===== GIVEN INFORMATION =====

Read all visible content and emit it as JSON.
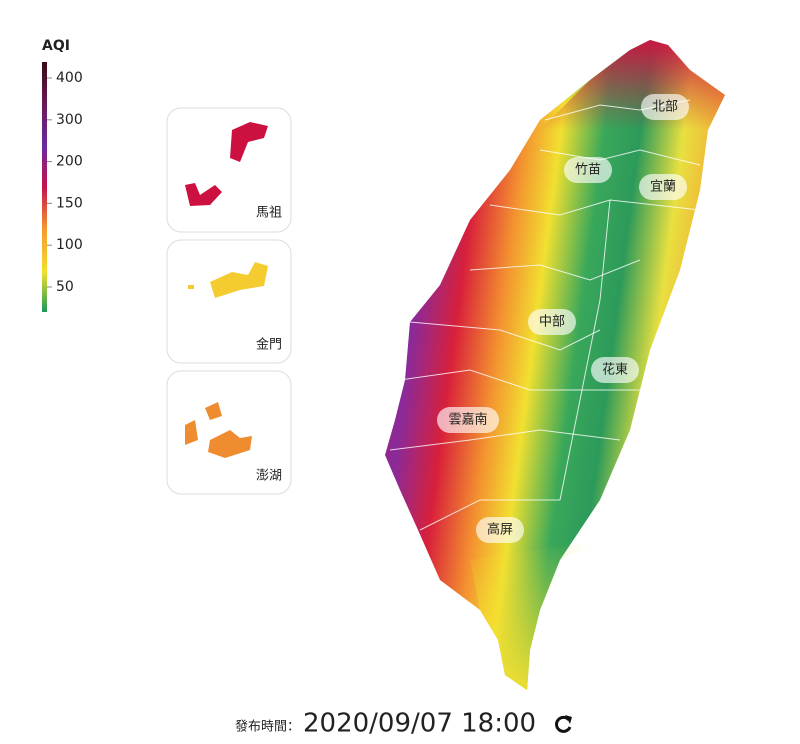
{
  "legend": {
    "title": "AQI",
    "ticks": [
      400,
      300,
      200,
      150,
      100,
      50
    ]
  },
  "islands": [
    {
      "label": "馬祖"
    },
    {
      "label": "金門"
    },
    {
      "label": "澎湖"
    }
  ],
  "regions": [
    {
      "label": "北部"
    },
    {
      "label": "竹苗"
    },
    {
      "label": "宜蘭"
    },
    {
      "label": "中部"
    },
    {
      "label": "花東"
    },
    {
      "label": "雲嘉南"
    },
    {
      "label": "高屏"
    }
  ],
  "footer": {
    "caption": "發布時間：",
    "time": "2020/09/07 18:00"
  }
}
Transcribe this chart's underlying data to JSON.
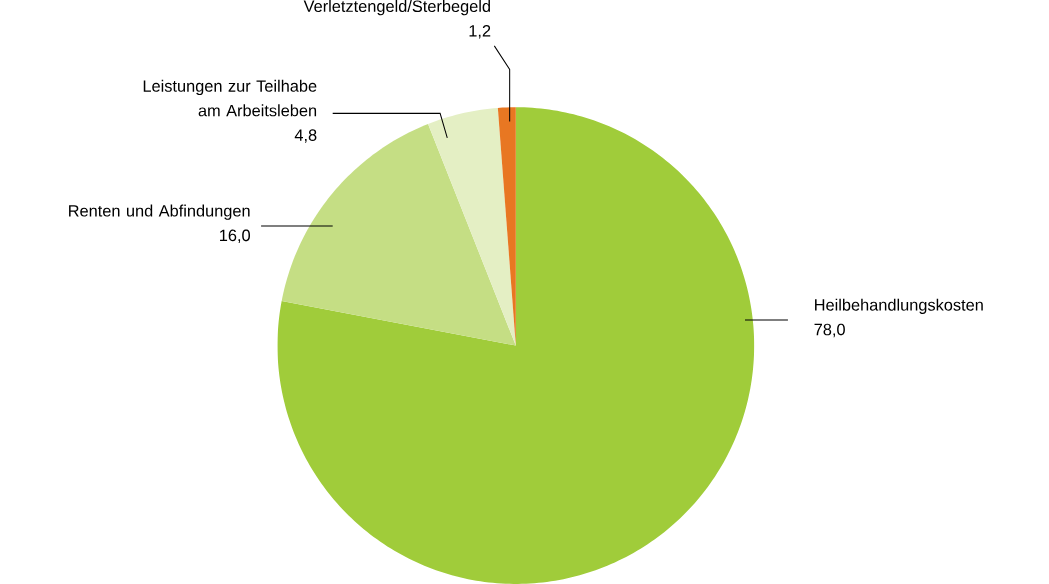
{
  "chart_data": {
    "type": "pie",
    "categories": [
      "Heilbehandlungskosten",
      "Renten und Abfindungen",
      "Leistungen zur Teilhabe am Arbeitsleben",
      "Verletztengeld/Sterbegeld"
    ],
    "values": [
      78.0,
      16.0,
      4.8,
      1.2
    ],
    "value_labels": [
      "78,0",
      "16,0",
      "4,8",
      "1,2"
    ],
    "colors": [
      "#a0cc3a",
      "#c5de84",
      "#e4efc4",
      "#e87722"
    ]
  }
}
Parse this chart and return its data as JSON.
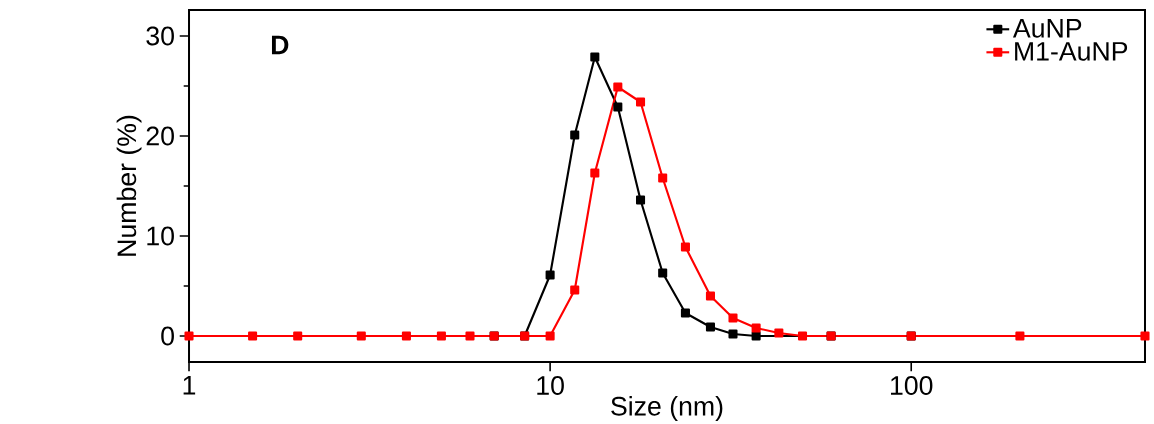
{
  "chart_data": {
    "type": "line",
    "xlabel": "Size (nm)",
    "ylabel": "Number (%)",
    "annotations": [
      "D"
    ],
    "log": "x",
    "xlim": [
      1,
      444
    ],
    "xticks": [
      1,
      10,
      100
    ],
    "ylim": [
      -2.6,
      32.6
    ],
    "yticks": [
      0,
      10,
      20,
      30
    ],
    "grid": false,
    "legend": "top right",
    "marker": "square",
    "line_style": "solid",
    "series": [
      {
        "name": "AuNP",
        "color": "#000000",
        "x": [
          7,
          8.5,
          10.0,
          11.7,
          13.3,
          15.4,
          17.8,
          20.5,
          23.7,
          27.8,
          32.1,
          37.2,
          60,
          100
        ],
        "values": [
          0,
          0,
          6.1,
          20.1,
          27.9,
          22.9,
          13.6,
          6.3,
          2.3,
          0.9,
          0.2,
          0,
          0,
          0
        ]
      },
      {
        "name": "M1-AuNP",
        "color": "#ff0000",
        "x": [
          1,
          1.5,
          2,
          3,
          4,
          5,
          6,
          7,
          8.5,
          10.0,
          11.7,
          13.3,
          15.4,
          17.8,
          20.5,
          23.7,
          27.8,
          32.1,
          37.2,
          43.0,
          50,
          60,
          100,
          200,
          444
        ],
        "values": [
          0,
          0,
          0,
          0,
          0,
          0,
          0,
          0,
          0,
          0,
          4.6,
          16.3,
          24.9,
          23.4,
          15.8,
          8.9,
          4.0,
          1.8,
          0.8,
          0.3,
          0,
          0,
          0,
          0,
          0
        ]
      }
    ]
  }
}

=====

Transcribe all entries above exactly. Drop the pictures.

RESULT FOR THIS EXERCISE:
Read all visible content and emit it as JSON.
{
  "legend": {
    "title": "AQI",
    "ticks": [
      400,
      300,
      200,
      150,
      100,
      50
    ]
  },
  "islands": [
    {
      "label": "馬祖"
    },
    {
      "label": "金門"
    },
    {
      "label": "澎湖"
    }
  ],
  "regions": [
    {
      "label": "北部"
    },
    {
      "label": "竹苗"
    },
    {
      "label": "宜蘭"
    },
    {
      "label": "中部"
    },
    {
      "label": "花東"
    },
    {
      "label": "雲嘉南"
    },
    {
      "label": "高屏"
    }
  ],
  "footer": {
    "caption": "發布時間：",
    "time": "2020/09/07 18:00"
  }
}
Transcribe this chart's underlying data to JSON.
{
  "chart_data": {
    "type": "pie",
    "categories": [
      "Heilbehandlungskosten",
      "Renten und Abfindungen",
      "Leistungen zur Teilhabe am Arbeitsleben",
      "Verletztengeld/Sterbegeld"
    ],
    "values": [
      78.0,
      16.0,
      4.8,
      1.2
    ],
    "value_labels": [
      "78,0",
      "16,0",
      "4,8",
      "1,2"
    ],
    "colors": [
      "#a0cc3a",
      "#c5de84",
      "#e4efc4",
      "#e87722"
    ]
  }
}
Parse this chart and return its data as JSON.
{
  "chart_data": {
    "type": "line",
    "xlabel": "Size (nm)",
    "ylabel": "Number (%)",
    "annotations": [
      "D"
    ],
    "log": "x",
    "xlim": [
      1,
      444
    ],
    "xticks": [
      1,
      10,
      100
    ],
    "ylim": [
      -2.6,
      32.6
    ],
    "yticks": [
      0,
      10,
      20,
      30
    ],
    "grid": false,
    "legend": "top right",
    "marker": "square",
    "line_style": "solid",
    "series": [
      {
        "name": "AuNP",
        "color": "#000000",
        "x": [
          7,
          8.5,
          10.0,
          11.7,
          13.3,
          15.4,
          17.8,
          20.5,
          23.7,
          27.8,
          32.1,
          37.2,
          60,
          100
        ],
        "values": [
          0,
          0,
          6.1,
          20.1,
          27.9,
          22.9,
          13.6,
          6.3,
          2.3,
          0.9,
          0.2,
          0,
          0,
          0
        ]
      },
      {
        "name": "M1-AuNP",
        "color": "#ff0000",
        "x": [
          1,
          1.5,
          2,
          3,
          4,
          5,
          6,
          7,
          8.5,
          10.0,
          11.7,
          13.3,
          15.4,
          17.8,
          20.5,
          23.7,
          27.8,
          32.1,
          37.2,
          43.0,
          50,
          60,
          100,
          200,
          444
        ],
        "values": [
          0,
          0,
          0,
          0,
          0,
          0,
          0,
          0,
          0,
          0,
          4.6,
          16.3,
          24.9,
          23.4,
          15.8,
          8.9,
          4.0,
          1.8,
          0.8,
          0.3,
          0,
          0,
          0,
          0,
          0
        ]
      }
    ]
  }
}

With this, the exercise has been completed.